**WHAT TO DO**
Return each line of the listing below, unchanged, and omit the images.
____ SUPPLIED INFORMATION
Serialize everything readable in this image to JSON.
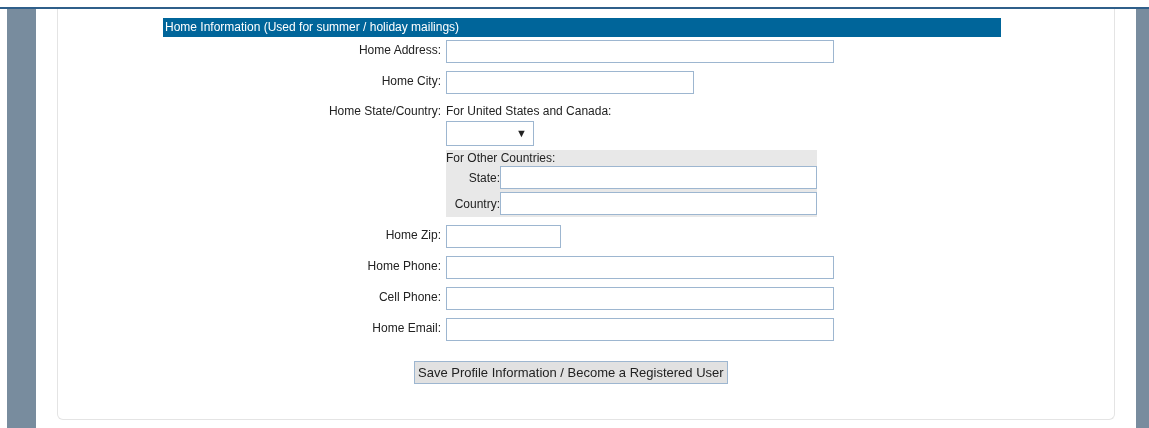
{
  "section_title": "Home Information (Used for summer / holiday mailings)",
  "fields": [
    {
      "kind": "wide",
      "label": "Home Address:"
    },
    {
      "kind": "medium",
      "label": "Home City:"
    },
    {
      "kind": "state_country",
      "label": "Home State/Country:",
      "us_caption": "For United States and Canada:",
      "dropdown_arrow": "▼",
      "other_caption": "For Other Countries:",
      "state_label": "State:",
      "country_label": "Country:"
    },
    {
      "kind": "narrow",
      "label": "Home Zip:"
    },
    {
      "kind": "wide",
      "label": "Home Phone:"
    },
    {
      "kind": "wide",
      "label": "Cell Phone:"
    },
    {
      "kind": "wide",
      "label": "Home Email:"
    }
  ],
  "submit_button": "Save Profile Information / Become a Registered User"
}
________
**SOLUTION**
Serialize everything readable in this image to JSON.
{
  "section_title": "Home Information (Used for summer / holiday mailings)",
  "fields": [
    {
      "kind": "wide",
      "label": "Home Address:"
    },
    {
      "kind": "medium",
      "label": "Home City:"
    },
    {
      "kind": "state_country",
      "label": "Home State/Country:",
      "us_caption": "For United States and Canada:",
      "dropdown_arrow": "▼",
      "other_caption": "For Other Countries:",
      "state_label": "State:",
      "country_label": "Country:"
    },
    {
      "kind": "narrow",
      "label": "Home Zip:"
    },
    {
      "kind": "wide",
      "label": "Home Phone:"
    },
    {
      "kind": "wide",
      "label": "Cell Phone:"
    },
    {
      "kind": "wide",
      "label": "Home Email:"
    }
  ],
  "submit_button": "Save Profile Information / Become a Registered User"
}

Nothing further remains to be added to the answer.